Looking at the listing, state how many of its lines contain the string "JSON". Write only the number.

BEGIN Extracted records

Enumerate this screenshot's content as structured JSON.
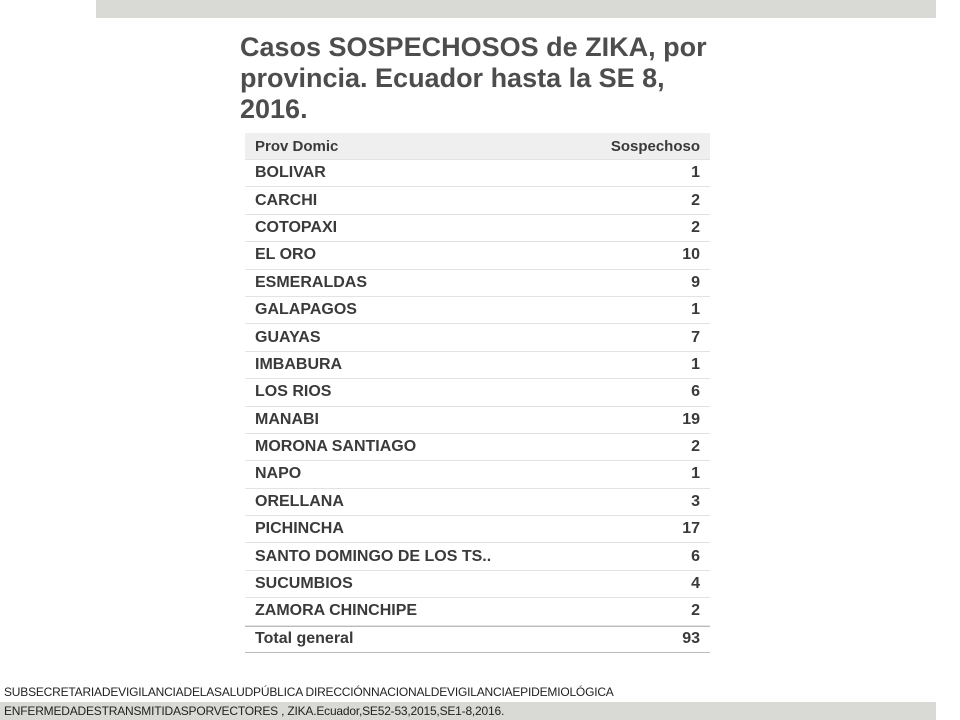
{
  "title": "Casos SOSPECHOSOS de ZIKA, por provincia. Ecuador hasta la SE 8, 2016.",
  "table": {
    "header": [
      "Prov Domic",
      "Sospechoso"
    ],
    "rows": [
      [
        "BOLIVAR",
        1
      ],
      [
        "CARCHI",
        2
      ],
      [
        "COTOPAXI",
        2
      ],
      [
        "EL ORO",
        10
      ],
      [
        "ESMERALDAS",
        9
      ],
      [
        "GALAPAGOS",
        1
      ],
      [
        "GUAYAS",
        7
      ],
      [
        "IMBABURA",
        1
      ],
      [
        "LOS RIOS",
        6
      ],
      [
        "MANABI",
        19
      ],
      [
        "MORONA SANTIAGO",
        2
      ],
      [
        "NAPO",
        1
      ],
      [
        "ORELLANA",
        3
      ],
      [
        "PICHINCHA",
        17
      ],
      [
        "SANTO DOMINGO DE LOS TS..",
        6
      ],
      [
        "SUCUMBIOS",
        4
      ],
      [
        "ZAMORA CHINCHIPE",
        2
      ]
    ],
    "total": [
      "Total general",
      93
    ]
  },
  "footer": [
    "SUBSECRETARIADEVIGILANCIADELASALUDPÚBLICA DIRECCIÓNNACIONALDEVIGILANCIAEPIDEMIOLÓGICA",
    "ENFERMEDADESTRANSMITIDASPORVECTORES , ZIKA.Ecuador,SE52-53,2015,SE1-8,2016."
  ]
}
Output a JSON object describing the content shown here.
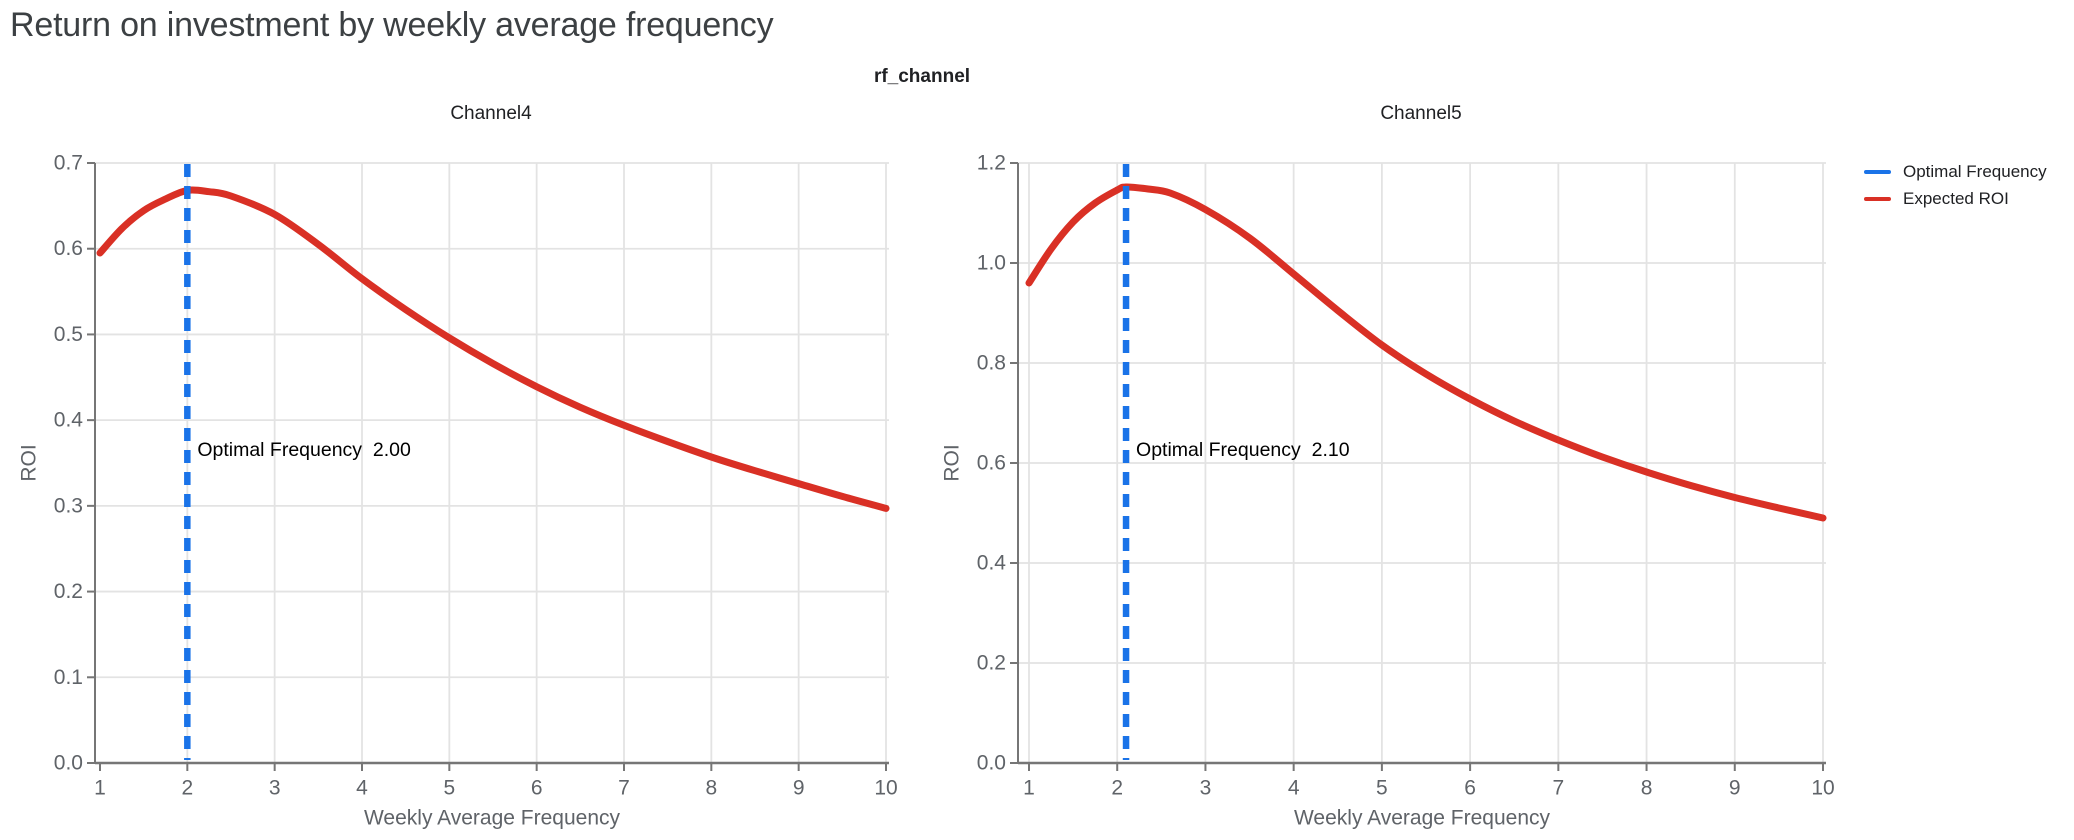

END Extracted records

> **Reply**: 2